• _Listed entries_:

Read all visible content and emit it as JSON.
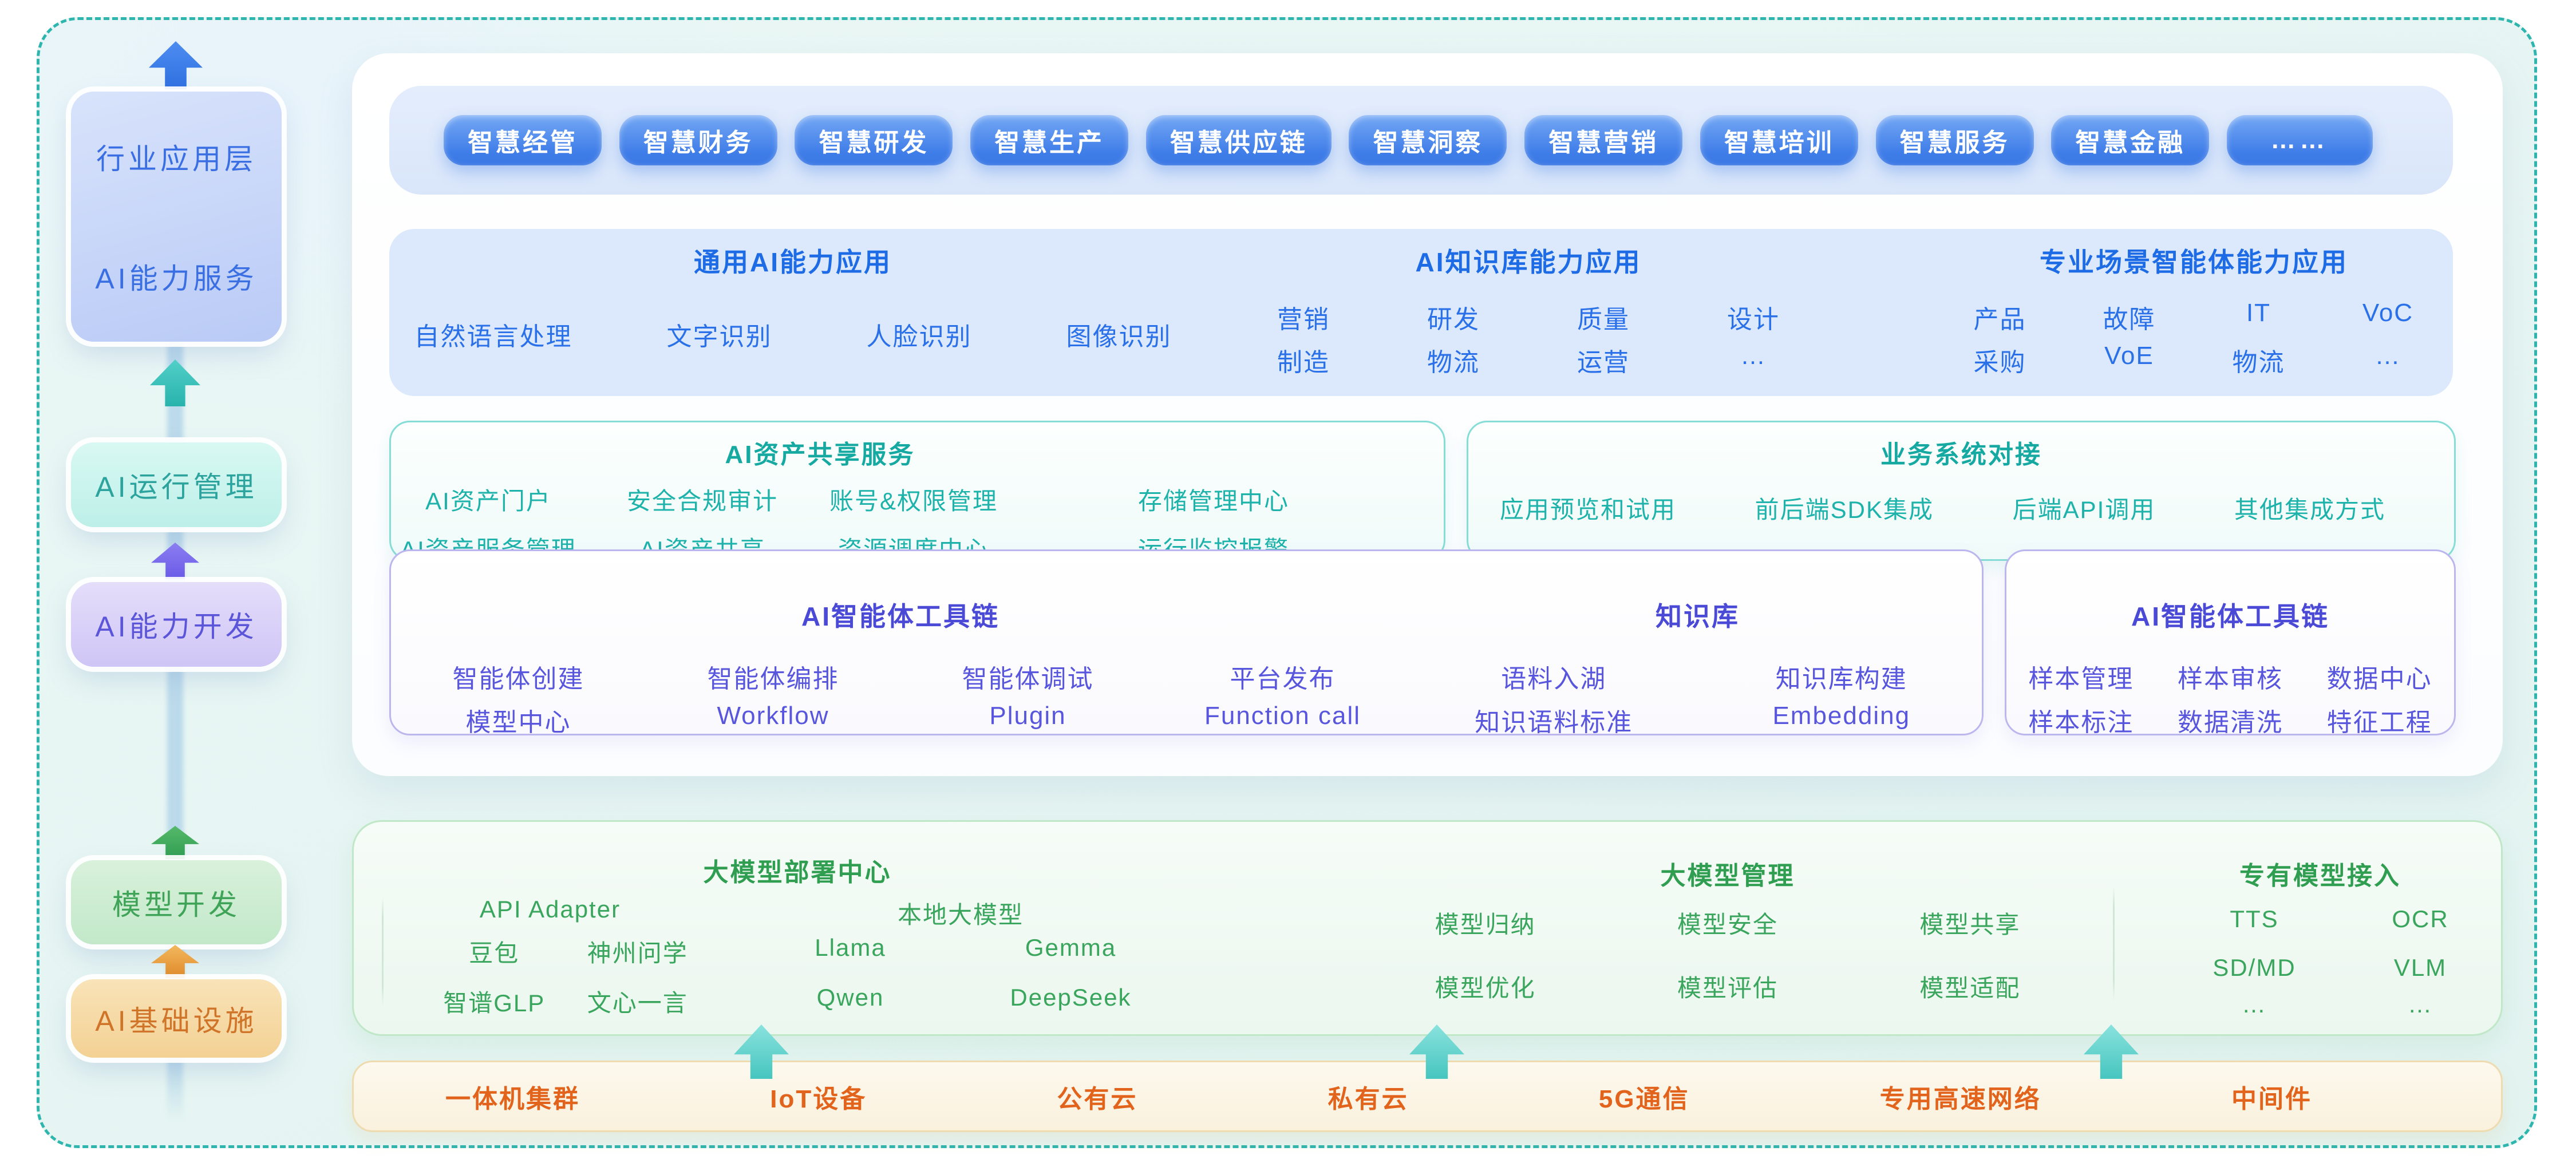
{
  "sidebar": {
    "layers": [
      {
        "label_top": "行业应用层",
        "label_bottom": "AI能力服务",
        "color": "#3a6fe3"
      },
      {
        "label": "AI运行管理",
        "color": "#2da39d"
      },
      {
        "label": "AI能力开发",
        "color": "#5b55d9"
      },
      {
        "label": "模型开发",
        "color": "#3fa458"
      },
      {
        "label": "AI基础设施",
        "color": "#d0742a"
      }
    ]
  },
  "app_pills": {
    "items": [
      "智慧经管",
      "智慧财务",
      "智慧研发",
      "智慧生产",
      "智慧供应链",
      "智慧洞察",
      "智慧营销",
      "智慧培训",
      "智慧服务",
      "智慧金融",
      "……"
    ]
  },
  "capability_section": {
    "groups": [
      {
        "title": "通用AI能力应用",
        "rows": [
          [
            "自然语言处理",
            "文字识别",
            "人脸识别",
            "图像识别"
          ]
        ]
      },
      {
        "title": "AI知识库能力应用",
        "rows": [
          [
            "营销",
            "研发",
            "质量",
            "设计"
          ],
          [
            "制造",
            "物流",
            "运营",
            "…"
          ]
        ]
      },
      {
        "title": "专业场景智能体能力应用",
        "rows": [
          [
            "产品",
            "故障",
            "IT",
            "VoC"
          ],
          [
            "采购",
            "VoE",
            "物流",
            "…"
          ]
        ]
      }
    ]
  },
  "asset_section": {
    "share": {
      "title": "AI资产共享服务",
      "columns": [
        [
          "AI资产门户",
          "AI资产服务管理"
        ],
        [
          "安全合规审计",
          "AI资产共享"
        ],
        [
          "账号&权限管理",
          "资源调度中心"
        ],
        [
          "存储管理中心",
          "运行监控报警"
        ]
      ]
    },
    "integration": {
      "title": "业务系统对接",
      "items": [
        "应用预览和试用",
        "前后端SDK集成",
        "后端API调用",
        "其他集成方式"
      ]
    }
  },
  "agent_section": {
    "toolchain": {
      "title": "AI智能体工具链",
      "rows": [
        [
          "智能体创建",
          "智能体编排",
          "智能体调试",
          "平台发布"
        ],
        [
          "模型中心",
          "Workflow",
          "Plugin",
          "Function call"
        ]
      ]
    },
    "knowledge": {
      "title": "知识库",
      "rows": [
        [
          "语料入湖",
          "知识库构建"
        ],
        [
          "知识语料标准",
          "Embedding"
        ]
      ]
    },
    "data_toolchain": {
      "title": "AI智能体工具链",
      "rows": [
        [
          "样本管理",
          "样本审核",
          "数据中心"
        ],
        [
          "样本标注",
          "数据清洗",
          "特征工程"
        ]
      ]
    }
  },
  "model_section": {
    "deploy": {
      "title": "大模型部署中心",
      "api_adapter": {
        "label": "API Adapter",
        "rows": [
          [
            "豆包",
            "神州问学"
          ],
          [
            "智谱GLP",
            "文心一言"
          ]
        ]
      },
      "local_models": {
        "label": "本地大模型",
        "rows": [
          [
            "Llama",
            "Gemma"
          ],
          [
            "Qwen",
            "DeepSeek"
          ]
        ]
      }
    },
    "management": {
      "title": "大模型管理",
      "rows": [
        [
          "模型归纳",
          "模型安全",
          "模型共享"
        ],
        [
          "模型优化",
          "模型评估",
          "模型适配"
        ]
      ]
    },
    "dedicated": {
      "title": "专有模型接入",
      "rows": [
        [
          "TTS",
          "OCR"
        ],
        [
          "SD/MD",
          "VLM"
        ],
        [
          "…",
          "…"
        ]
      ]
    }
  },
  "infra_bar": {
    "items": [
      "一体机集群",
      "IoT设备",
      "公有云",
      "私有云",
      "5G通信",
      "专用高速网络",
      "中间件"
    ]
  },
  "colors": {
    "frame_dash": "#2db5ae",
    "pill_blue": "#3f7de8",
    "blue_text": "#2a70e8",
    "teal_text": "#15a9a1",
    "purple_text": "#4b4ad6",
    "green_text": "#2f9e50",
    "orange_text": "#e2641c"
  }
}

...

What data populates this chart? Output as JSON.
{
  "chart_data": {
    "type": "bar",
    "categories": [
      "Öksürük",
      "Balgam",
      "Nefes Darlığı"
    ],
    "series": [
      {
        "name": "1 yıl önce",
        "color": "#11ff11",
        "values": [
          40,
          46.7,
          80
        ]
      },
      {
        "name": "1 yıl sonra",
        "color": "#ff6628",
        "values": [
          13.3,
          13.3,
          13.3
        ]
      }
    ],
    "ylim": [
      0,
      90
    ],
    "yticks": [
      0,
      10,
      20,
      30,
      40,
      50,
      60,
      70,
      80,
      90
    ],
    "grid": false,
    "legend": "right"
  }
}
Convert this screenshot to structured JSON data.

• _What to produce_: In the listing above, locate the line containing "What data populates" and the line containing "Convert this screenshot". Extract those two lines and every line between them, exactly as written, and only those.

• _Task output_:
What data populates this chart? Output as JSON.
{
  "chart_data": {
    "type": "bar",
    "categories": [
      "Öksürük",
      "Balgam",
      "Nefes Darlığı"
    ],
    "series": [
      {
        "name": "1 yıl önce",
        "color": "#11ff11",
        "values": [
          40,
          46.7,
          80
        ]
      },
      {
        "name": "1 yıl sonra",
        "color": "#ff6628",
        "values": [
          13.3,
          13.3,
          13.3
        ]
      }
    ],
    "ylim": [
      0,
      90
    ],
    "yticks": [
      0,
      10,
      20,
      30,
      40,
      50,
      60,
      70,
      80,
      90
    ],
    "grid": false,
    "legend": "right"
  }
}
Convert this screenshot to structured JSON data.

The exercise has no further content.